● THE EXERCISE
Every line below must be reproduced exactly. Copy them all.

● RECORDS PROVIDED
==================================================

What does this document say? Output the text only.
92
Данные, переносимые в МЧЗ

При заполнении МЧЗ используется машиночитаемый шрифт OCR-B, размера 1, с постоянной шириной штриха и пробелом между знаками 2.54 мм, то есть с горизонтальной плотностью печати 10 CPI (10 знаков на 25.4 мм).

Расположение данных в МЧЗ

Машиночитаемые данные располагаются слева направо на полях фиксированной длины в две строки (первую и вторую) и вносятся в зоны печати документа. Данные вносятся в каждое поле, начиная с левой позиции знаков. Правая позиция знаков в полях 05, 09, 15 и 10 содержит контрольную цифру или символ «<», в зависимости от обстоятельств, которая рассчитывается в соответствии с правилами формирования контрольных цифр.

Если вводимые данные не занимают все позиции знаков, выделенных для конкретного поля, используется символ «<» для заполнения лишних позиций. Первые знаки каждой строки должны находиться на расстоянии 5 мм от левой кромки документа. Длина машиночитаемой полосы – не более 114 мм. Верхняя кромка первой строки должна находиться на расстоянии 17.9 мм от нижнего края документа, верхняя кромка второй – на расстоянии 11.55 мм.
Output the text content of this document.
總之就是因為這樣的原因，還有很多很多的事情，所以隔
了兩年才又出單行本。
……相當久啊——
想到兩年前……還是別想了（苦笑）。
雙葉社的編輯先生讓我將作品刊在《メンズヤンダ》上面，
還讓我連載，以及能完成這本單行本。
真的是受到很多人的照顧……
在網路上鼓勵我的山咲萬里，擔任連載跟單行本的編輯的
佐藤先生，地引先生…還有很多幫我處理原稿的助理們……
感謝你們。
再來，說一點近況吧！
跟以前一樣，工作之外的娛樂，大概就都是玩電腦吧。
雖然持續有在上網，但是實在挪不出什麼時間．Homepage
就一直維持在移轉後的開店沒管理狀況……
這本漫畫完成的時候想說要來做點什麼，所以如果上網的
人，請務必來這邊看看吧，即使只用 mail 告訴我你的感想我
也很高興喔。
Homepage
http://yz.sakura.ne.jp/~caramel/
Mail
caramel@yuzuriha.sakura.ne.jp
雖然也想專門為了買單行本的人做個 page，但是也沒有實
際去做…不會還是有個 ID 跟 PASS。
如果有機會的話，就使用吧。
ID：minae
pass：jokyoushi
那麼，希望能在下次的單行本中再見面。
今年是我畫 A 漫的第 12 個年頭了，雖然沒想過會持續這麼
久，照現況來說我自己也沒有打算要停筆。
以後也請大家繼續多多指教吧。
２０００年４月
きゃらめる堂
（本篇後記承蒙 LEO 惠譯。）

==================================================

● OUTPUT FOR THIS EXERCISE
What does this document say? Output the text only.
92
Данные, переносимые в МЧЗ

При заполнении МЧЗ используется машиночитаемый шрифт OCR-B, размера 1, с постоянной шириной штриха и пробелом между знаками 2.54 мм, то есть с горизонтальной плотностью печати 10 CPI (10 знаков на 25.4 мм).

Расположение данных в МЧЗ

Машиночитаемые данные располагаются слева направо на полях фиксированной длины в две строки (первую и вторую) и вносятся в зоны печати документа. Данные вносятся в каждое поле, начиная с левой позиции знаков. Правая позиция знаков в полях 05, 09, 15 и 10 содержит контрольную цифру или символ «<», в зависимости от обстоятельств, которая рассчитывается в соответствии с правилами формирования контрольных цифр.

Если вводимые данные не занимают все позиции знаков, выделенных для конкретного поля, используется символ «<» для заполнения лишних позиций. Первые знаки каждой строки должны находиться на расстоянии 5 мм от левой кромки документа. Длина машиночитаемой полосы – не более 114 мм. Верхняя кромка первой строки должна находиться на расстоянии 17.9 мм от нижнего края документа, верхняя кромка второй – на расстоянии 11.55 мм.
Output the text content of this document.
總之就是因為這樣的原因，還有很多很多的事情，所以隔
了兩年才又出單行本。
……相當久啊——
想到兩年前……還是別想了（苦笑）。
雙葉社的編輯先生讓我將作品刊在《メンズヤンダ》上面，
還讓我連載，以及能完成這本單行本。
真的是受到很多人的照顧……
在網路上鼓勵我的山咲萬里，擔任連載跟單行本的編輯的
佐藤先生，地引先生…還有很多幫我處理原稿的助理們……
感謝你們。
再來，說一點近況吧！
跟以前一樣，工作之外的娛樂，大概就都是玩電腦吧。
雖然持續有在上網，但是實在挪不出什麼時間．Homepage
就一直維持在移轉後的開店沒管理狀況……
這本漫畫完成的時候想說要來做點什麼，所以如果上網的
人，請務必來這邊看看吧，即使只用 mail 告訴我你的感想我
也很高興喔。
Homepage
http://yz.sakura.ne.jp/~caramel/
Mail
caramel@yuzuriha.sakura.ne.jp
雖然也想專門為了買單行本的人做個 page，但是也沒有實
際去做…不會還是有個 ID 跟 PASS。
如果有機會的話，就使用吧。
ID：minae
pass：jokyoushi
那麼，希望能在下次的單行本中再見面。
今年是我畫 A 漫的第 12 個年頭了，雖然沒想過會持續這麼
久，照現況來說我自己也沒有打算要停筆。
以後也請大家繼續多多指教吧。
２０００年４月
きゃらめる堂
（本篇後記承蒙 LEO 惠譯。）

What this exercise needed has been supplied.